## Goal
Each line should be copied exactly.

## Data listing
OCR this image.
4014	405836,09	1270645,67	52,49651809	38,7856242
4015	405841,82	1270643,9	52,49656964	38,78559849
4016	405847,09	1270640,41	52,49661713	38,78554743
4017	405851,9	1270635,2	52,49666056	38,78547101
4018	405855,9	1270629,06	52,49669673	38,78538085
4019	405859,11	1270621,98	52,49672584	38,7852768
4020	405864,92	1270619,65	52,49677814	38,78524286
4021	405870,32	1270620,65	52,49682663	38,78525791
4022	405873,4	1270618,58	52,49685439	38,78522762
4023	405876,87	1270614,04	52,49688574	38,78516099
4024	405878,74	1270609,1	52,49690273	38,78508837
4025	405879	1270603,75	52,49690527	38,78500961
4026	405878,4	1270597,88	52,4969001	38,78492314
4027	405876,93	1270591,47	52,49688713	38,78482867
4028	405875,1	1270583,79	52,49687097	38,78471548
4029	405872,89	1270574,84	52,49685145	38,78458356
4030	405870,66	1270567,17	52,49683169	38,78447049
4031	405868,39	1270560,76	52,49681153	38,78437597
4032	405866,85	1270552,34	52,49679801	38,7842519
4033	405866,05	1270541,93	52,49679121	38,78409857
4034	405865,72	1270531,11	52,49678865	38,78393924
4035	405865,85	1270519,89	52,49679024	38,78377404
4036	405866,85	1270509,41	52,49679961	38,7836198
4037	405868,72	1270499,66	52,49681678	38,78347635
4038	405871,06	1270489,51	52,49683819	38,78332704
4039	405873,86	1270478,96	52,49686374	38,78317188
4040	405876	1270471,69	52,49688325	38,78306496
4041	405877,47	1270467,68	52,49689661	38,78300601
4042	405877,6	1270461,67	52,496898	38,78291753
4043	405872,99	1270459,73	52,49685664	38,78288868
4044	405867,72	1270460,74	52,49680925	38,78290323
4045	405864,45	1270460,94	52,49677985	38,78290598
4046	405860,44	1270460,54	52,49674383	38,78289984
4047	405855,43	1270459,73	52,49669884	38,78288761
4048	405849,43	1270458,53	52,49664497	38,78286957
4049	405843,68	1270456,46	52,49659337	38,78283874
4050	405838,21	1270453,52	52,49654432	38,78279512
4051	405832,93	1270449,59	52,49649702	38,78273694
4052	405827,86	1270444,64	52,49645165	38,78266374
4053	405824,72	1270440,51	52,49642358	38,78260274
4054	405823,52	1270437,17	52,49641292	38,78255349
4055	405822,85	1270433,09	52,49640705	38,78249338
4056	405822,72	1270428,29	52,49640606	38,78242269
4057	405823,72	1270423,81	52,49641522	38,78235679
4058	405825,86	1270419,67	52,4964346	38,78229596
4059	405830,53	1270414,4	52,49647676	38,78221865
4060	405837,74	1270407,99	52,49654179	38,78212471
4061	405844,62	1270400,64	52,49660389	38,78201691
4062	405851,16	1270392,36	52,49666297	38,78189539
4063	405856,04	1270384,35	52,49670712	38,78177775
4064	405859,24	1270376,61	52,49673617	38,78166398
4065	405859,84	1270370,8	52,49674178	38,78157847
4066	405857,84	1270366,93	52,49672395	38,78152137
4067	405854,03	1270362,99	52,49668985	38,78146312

## Written solution
OCR this image.
4014	405836,09	1270645,67	52,49651809	38,7856242
4015	405841,82	1270643,9	52,49656964	38,78559849
4016	405847,09	1270640,41	52,49661713	38,78554743
4017	405851,9	1270635,2	52,49666056	38,78547101
4018	405855,9	1270629,06	52,49669673	38,78538085
4019	405859,11	1270621,98	52,49672584	38,7852768
4020	405864,92	1270619,65	52,49677814	38,78524286
4021	405870,32	1270620,65	52,49682663	38,78525791
4022	405873,4	1270618,58	52,49685439	38,78522762
4023	405876,87	1270614,04	52,49688574	38,78516099
4024	405878,74	1270609,1	52,49690273	38,78508837
4025	405879	1270603,75	52,49690527	38,78500961
4026	405878,4	1270597,88	52,4969001	38,78492314
4027	405876,93	1270591,47	52,49688713	38,78482867
4028	405875,1	1270583,79	52,49687097	38,78471548
4029	405872,89	1270574,84	52,49685145	38,78458356
4030	405870,66	1270567,17	52,49683169	38,78447049
4031	405868,39	1270560,76	52,49681153	38,78437597
4032	405866,85	1270552,34	52,49679801	38,7842519
4033	405866,05	1270541,93	52,49679121	38,78409857
4034	405865,72	1270531,11	52,49678865	38,78393924
4035	405865,85	1270519,89	52,49679024	38,78377404
4036	405866,85	1270509,41	52,49679961	38,7836198
4037	405868,72	1270499,66	52,49681678	38,78347635
4038	405871,06	1270489,51	52,49683819	38,78332704
4039	405873,86	1270478,96	52,49686374	38,78317188
4040	405876	1270471,69	52,49688325	38,78306496
4041	405877,47	1270467,68	52,49689661	38,78300601
4042	405877,6	1270461,67	52,496898	38,78291753
4043	405872,99	1270459,73	52,49685664	38,78288868
4044	405867,72	1270460,74	52,49680925	38,78290323
4045	405864,45	1270460,94	52,49677985	38,78290598
4046	405860,44	1270460,54	52,49674383	38,78289984
4047	405855,43	1270459,73	52,49669884	38,78288761
4048	405849,43	1270458,53	52,49664497	38,78286957
4049	405843,68	1270456,46	52,49659337	38,78283874
4050	405838,21	1270453,52	52,49654432	38,78279512
4051	405832,93	1270449,59	52,49649702	38,78273694
4052	405827,86	1270444,64	52,49645165	38,78266374
4053	405824,72	1270440,51	52,49642358	38,78260274
4054	405823,52	1270437,17	52,49641292	38,78255349
4055	405822,85	1270433,09	52,49640705	38,78249338
4056	405822,72	1270428,29	52,49640606	38,78242269
4057	405823,72	1270423,81	52,49641522	38,78235679
4058	405825,86	1270419,67	52,4964346	38,78229596
4059	405830,53	1270414,4	52,49647676	38,78221865
4060	405837,74	1270407,99	52,49654179	38,78212471
4061	405844,62	1270400,64	52,49660389	38,78201691
4062	405851,16	1270392,36	52,49666297	38,78189539
4063	405856,04	1270384,35	52,49670712	38,78177775
4064	405859,24	1270376,61	52,49673617	38,78166398
4065	405859,84	1270370,8	52,49674178	38,78157847
4066	405857,84	1270366,93	52,49672395	38,78152137
4067	405854,03	1270362,99	52,49668985	38,78146312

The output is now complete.